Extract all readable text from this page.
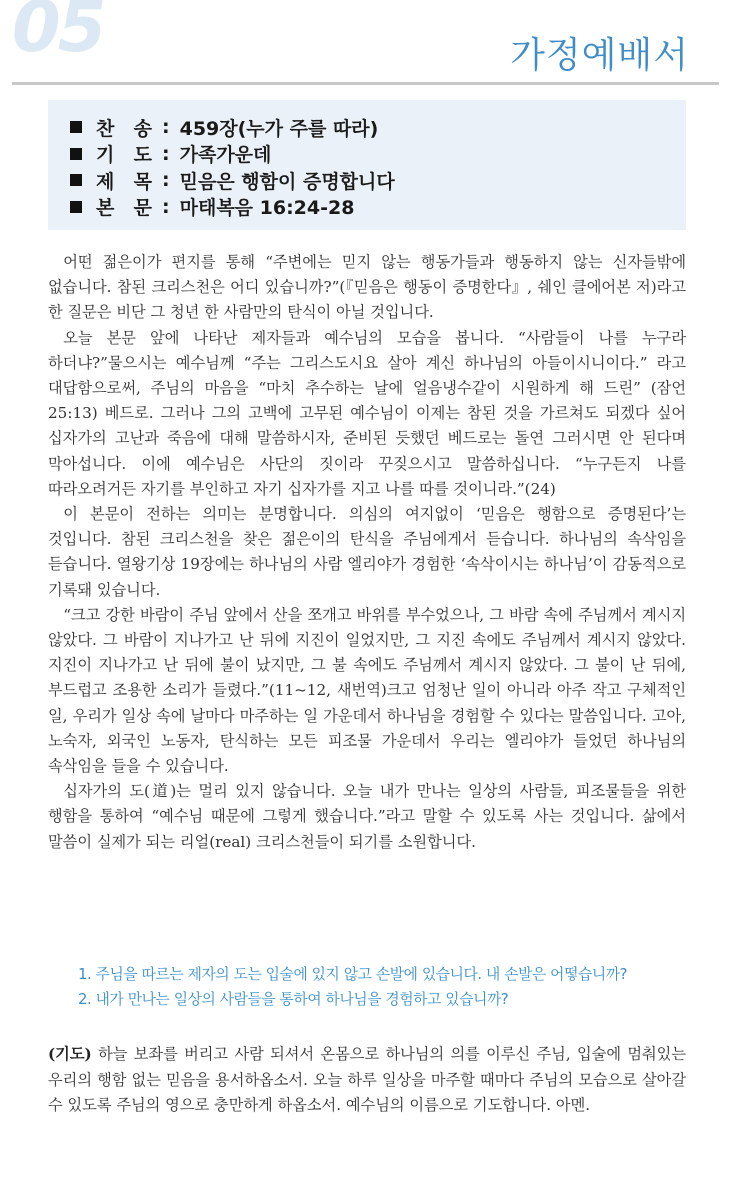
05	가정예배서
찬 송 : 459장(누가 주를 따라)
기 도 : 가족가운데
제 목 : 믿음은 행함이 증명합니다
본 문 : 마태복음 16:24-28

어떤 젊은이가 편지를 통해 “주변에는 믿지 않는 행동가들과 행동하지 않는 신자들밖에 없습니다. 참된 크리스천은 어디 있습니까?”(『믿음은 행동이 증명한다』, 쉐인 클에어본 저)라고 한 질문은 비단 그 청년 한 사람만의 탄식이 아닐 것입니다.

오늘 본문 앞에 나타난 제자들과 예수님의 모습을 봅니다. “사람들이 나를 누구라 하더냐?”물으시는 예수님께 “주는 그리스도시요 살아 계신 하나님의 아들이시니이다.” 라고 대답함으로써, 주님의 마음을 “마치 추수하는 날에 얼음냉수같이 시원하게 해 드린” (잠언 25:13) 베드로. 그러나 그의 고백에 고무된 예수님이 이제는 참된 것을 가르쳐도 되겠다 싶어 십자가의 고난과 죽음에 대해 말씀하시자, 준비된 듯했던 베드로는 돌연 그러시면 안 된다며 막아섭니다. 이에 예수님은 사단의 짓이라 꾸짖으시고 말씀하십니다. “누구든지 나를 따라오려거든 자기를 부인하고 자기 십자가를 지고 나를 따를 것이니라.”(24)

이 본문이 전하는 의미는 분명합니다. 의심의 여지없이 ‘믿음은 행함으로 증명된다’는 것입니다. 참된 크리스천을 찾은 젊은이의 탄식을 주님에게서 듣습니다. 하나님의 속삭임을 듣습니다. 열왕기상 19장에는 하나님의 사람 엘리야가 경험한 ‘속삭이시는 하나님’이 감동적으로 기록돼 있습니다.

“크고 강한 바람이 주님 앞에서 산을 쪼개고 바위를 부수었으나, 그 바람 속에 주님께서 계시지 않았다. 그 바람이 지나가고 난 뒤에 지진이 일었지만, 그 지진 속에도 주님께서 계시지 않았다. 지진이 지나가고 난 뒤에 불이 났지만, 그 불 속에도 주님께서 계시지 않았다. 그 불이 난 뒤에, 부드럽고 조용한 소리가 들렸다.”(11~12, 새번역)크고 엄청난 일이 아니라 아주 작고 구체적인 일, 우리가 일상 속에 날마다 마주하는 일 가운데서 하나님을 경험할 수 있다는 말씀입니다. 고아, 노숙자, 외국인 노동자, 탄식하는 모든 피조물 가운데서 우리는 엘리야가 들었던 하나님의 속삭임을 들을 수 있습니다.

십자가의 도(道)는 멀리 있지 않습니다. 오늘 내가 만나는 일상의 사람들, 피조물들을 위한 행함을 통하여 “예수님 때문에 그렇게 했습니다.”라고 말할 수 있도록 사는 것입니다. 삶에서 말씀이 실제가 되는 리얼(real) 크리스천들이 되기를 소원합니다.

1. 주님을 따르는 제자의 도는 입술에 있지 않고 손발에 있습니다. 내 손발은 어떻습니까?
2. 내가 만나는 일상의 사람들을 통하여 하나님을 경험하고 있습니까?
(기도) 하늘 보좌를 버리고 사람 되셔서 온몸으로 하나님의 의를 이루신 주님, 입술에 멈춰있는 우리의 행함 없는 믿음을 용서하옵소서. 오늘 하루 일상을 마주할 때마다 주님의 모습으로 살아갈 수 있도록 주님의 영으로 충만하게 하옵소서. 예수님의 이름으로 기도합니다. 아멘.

☆ ☆ ☆

The entries above are to be returned exactly, without their pictures.

Extract all readable text from this page.
05	가정예배서
찬 송 : 459장(누가 주를 따라)
기 도 : 가족가운데
제 목 : 믿음은 행함이 증명합니다
본 문 : 마태복음 16:24-28

어떤 젊은이가 편지를 통해 “주변에는 믿지 않는 행동가들과 행동하지 않는 신자들밖에 없습니다. 참된 크리스천은 어디 있습니까?”(『믿음은 행동이 증명한다』, 쉐인 클에어본 저)라고 한 질문은 비단 그 청년 한 사람만의 탄식이 아닐 것입니다.

오늘 본문 앞에 나타난 제자들과 예수님의 모습을 봅니다. “사람들이 나를 누구라 하더냐?”물으시는 예수님께 “주는 그리스도시요 살아 계신 하나님의 아들이시니이다.” 라고 대답함으로써, 주님의 마음을 “마치 추수하는 날에 얼음냉수같이 시원하게 해 드린” (잠언 25:13) 베드로. 그러나 그의 고백에 고무된 예수님이 이제는 참된 것을 가르쳐도 되겠다 싶어 십자가의 고난과 죽음에 대해 말씀하시자, 준비된 듯했던 베드로는 돌연 그러시면 안 된다며 막아섭니다. 이에 예수님은 사단의 짓이라 꾸짖으시고 말씀하십니다. “누구든지 나를 따라오려거든 자기를 부인하고 자기 십자가를 지고 나를 따를 것이니라.”(24)

이 본문이 전하는 의미는 분명합니다. 의심의 여지없이 ‘믿음은 행함으로 증명된다’는 것입니다. 참된 크리스천을 찾은 젊은이의 탄식을 주님에게서 듣습니다. 하나님의 속삭임을 듣습니다. 열왕기상 19장에는 하나님의 사람 엘리야가 경험한 ‘속삭이시는 하나님’이 감동적으로 기록돼 있습니다.

“크고 강한 바람이 주님 앞에서 산을 쪼개고 바위를 부수었으나, 그 바람 속에 주님께서 계시지 않았다. 그 바람이 지나가고 난 뒤에 지진이 일었지만, 그 지진 속에도 주님께서 계시지 않았다. 지진이 지나가고 난 뒤에 불이 났지만, 그 불 속에도 주님께서 계시지 않았다. 그 불이 난 뒤에, 부드럽고 조용한 소리가 들렸다.”(11~12, 새번역)크고 엄청난 일이 아니라 아주 작고 구체적인 일, 우리가 일상 속에 날마다 마주하는 일 가운데서 하나님을 경험할 수 있다는 말씀입니다. 고아, 노숙자, 외국인 노동자, 탄식하는 모든 피조물 가운데서 우리는 엘리야가 들었던 하나님의 속삭임을 들을 수 있습니다.

십자가의 도(道)는 멀리 있지 않습니다. 오늘 내가 만나는 일상의 사람들, 피조물들을 위한 행함을 통하여 “예수님 때문에 그렇게 했습니다.”라고 말할 수 있도록 사는 것입니다. 삶에서 말씀이 실제가 되는 리얼(real) 크리스천들이 되기를 소원합니다.

1. 주님을 따르는 제자의 도는 입술에 있지 않고 손발에 있습니다. 내 손발은 어떻습니까?
2. 내가 만나는 일상의 사람들을 통하여 하나님을 경험하고 있습니까?
(기도) 하늘 보좌를 버리고 사람 되셔서 온몸으로 하나님의 의를 이루신 주님, 입술에 멈춰있는 우리의 행함 없는 믿음을 용서하옵소서. 오늘 하루 일상을 마주할 때마다 주님의 모습으로 살아갈 수 있도록 주님의 영으로 충만하게 하옵소서. 예수님의 이름으로 기도합니다. 아멘.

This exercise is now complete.